# What to work on
Report the count of lines where the string "title" appears, and nothing else.
--- Dataset rows ---
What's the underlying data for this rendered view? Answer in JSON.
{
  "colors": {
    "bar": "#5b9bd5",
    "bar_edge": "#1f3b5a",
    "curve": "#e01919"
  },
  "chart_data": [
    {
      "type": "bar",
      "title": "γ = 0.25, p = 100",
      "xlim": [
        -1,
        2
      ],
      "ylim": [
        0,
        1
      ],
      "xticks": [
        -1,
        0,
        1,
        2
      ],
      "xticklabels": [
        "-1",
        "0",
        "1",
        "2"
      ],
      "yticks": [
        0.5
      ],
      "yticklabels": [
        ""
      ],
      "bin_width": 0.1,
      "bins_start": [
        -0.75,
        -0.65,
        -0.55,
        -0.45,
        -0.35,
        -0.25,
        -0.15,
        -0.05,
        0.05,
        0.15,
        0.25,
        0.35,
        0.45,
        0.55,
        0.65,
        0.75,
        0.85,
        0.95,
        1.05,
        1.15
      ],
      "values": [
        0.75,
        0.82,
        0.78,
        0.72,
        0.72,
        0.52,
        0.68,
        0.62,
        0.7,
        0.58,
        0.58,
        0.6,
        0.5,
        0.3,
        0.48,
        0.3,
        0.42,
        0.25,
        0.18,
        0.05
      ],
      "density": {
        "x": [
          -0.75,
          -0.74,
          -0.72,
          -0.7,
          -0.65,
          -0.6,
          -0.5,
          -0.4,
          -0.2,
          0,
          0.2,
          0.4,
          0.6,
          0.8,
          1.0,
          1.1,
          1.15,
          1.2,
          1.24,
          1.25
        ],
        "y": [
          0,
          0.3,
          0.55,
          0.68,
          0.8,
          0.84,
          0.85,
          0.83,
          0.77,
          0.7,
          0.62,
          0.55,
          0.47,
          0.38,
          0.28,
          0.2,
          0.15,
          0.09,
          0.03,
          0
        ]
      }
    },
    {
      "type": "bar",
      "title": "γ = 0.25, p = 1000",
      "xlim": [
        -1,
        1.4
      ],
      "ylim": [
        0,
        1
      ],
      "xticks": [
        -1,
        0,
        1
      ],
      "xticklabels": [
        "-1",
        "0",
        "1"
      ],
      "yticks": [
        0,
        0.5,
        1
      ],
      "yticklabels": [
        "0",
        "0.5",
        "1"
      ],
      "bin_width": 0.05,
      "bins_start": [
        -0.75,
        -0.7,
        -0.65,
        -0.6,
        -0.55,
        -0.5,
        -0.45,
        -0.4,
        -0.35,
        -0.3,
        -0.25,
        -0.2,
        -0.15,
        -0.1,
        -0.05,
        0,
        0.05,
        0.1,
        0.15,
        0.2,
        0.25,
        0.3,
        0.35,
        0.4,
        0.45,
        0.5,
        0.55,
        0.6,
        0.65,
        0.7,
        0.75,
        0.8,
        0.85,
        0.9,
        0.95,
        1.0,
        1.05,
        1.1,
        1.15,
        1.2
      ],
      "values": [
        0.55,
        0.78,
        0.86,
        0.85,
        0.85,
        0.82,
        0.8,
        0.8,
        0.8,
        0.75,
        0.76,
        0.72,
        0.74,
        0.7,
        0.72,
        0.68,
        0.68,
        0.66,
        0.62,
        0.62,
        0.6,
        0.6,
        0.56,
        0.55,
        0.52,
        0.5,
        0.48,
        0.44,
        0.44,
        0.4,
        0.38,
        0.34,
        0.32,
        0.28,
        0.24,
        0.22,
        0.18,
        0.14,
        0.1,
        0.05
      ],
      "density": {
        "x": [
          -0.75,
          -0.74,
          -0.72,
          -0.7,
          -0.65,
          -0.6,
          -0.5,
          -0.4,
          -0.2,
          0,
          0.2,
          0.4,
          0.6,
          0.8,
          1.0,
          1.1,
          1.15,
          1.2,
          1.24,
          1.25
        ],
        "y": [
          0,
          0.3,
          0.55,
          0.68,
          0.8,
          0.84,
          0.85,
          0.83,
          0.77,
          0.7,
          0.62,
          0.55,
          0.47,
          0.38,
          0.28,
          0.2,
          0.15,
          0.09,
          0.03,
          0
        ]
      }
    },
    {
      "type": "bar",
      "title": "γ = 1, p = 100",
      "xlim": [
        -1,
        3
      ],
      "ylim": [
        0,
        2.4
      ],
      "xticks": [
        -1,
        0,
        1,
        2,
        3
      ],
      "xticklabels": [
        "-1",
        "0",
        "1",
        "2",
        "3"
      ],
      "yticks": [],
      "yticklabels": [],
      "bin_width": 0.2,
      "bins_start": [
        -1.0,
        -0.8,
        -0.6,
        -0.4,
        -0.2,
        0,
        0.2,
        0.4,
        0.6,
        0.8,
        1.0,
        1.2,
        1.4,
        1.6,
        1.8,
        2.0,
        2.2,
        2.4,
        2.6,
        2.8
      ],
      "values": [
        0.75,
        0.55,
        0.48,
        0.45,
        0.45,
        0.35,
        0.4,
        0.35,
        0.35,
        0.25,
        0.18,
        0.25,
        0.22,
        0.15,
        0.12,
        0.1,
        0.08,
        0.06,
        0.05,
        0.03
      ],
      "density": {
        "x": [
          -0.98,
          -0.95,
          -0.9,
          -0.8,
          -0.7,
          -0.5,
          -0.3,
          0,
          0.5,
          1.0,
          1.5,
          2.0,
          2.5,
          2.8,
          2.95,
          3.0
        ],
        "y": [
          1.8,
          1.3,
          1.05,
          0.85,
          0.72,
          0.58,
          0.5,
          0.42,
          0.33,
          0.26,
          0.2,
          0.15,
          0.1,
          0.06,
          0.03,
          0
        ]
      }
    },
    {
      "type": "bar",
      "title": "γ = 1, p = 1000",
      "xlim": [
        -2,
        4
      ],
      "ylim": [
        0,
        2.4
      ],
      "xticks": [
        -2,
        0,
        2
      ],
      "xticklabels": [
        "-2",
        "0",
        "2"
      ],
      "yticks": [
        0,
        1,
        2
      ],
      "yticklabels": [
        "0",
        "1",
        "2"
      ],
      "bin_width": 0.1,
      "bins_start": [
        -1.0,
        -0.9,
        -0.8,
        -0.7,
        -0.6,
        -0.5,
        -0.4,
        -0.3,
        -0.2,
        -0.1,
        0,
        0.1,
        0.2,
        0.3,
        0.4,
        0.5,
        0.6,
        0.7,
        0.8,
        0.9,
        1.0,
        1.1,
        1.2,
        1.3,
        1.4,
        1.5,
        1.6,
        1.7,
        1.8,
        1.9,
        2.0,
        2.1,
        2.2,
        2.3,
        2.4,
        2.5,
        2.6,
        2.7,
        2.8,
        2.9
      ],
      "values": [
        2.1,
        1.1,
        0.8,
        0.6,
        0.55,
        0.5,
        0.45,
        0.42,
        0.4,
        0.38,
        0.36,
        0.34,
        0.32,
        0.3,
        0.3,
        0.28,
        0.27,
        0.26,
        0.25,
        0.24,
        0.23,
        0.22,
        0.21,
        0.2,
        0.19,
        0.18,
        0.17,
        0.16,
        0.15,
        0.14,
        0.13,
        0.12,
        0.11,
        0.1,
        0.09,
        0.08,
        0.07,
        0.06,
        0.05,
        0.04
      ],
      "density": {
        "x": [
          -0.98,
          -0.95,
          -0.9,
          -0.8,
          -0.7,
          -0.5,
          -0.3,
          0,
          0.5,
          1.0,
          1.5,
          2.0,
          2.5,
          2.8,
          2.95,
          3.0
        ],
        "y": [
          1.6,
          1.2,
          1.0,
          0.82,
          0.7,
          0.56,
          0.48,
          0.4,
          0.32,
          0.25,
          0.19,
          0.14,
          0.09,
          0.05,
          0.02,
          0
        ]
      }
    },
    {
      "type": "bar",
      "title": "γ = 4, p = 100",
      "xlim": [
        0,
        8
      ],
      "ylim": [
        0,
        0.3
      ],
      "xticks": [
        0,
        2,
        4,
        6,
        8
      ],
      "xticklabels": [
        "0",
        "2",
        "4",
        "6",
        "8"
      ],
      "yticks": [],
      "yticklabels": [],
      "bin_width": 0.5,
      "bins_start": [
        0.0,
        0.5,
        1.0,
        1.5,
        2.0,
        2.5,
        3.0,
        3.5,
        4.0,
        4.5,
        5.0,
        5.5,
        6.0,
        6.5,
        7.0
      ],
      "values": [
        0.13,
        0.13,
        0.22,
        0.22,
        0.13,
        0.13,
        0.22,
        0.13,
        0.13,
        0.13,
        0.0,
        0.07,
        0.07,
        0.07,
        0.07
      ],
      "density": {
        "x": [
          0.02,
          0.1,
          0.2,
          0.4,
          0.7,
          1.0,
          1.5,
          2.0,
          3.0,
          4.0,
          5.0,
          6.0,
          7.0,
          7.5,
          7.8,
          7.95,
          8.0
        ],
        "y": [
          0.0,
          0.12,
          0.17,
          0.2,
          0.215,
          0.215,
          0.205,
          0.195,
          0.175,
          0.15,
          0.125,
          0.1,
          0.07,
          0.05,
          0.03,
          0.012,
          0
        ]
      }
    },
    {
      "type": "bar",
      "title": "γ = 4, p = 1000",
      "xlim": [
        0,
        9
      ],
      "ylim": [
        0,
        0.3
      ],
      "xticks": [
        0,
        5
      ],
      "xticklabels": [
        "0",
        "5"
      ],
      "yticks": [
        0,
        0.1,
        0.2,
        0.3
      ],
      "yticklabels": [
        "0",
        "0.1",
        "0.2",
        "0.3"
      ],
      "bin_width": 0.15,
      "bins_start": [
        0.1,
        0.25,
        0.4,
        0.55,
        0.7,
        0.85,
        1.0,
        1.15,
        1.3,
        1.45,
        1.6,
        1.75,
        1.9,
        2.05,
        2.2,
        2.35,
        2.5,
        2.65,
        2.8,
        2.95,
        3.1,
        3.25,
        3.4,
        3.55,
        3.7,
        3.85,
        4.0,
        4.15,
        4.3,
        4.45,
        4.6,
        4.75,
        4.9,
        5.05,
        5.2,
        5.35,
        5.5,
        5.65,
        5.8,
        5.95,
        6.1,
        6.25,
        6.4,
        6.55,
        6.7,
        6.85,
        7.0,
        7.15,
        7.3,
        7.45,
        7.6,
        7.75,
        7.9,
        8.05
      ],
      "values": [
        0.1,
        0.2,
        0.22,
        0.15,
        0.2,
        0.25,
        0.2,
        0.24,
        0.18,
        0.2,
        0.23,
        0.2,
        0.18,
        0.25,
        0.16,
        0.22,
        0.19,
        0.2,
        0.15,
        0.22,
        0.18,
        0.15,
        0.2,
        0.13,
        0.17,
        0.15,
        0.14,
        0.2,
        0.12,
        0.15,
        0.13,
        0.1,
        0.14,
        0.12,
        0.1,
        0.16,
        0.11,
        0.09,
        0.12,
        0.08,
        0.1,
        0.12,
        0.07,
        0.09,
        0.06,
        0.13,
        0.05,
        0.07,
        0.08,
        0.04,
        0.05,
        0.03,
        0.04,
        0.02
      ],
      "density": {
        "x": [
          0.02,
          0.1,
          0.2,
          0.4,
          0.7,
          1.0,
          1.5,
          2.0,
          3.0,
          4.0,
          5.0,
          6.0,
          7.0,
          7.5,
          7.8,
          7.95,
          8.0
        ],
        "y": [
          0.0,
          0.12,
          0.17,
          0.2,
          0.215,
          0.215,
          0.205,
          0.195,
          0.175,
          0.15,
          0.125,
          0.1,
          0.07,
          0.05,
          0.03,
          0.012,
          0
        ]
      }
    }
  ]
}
---
# Exercise result
6